— MATERIAL PROVIDED —
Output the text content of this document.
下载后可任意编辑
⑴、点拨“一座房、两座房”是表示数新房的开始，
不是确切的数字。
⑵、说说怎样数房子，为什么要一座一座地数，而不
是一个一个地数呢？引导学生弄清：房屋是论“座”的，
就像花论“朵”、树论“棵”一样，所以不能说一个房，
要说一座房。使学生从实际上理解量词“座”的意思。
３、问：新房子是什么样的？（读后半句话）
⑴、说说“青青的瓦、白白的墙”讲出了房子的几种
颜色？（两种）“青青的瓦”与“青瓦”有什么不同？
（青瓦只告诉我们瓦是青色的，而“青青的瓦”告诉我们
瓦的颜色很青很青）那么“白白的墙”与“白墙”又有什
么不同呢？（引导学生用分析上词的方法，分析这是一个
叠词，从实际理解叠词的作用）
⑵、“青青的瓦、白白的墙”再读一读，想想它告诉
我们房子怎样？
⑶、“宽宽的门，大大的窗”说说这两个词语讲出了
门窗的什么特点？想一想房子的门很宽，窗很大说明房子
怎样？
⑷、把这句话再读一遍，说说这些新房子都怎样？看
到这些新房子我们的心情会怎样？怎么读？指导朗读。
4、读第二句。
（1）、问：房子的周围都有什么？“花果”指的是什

— EXERCISE DIRECTIONS —
Retype every record above exactly as it appears.

— WRITTEN REPLY —
Output the text content of this document.
下载后可任意编辑
⑴、点拨“一座房、两座房”是表示数新房的开始，
不是确切的数字。
⑵、说说怎样数房子，为什么要一座一座地数，而不
是一个一个地数呢？引导学生弄清：房屋是论“座”的，
就像花论“朵”、树论“棵”一样，所以不能说一个房，
要说一座房。使学生从实际上理解量词“座”的意思。
３、问：新房子是什么样的？（读后半句话）
⑴、说说“青青的瓦、白白的墙”讲出了房子的几种
颜色？（两种）“青青的瓦”与“青瓦”有什么不同？
（青瓦只告诉我们瓦是青色的，而“青青的瓦”告诉我们
瓦的颜色很青很青）那么“白白的墙”与“白墙”又有什
么不同呢？（引导学生用分析上词的方法，分析这是一个
叠词，从实际理解叠词的作用）
⑵、“青青的瓦、白白的墙”再读一读，想想它告诉
我们房子怎样？
⑶、“宽宽的门，大大的窗”说说这两个词语讲出了
门窗的什么特点？想一想房子的门很宽，窗很大说明房子
怎样？
⑷、把这句话再读一遍，说说这些新房子都怎样？看
到这些新房子我们的心情会怎样？怎么读？指导朗读。
4、读第二句。
（1）、问：房子的周围都有什么？“花果”指的是什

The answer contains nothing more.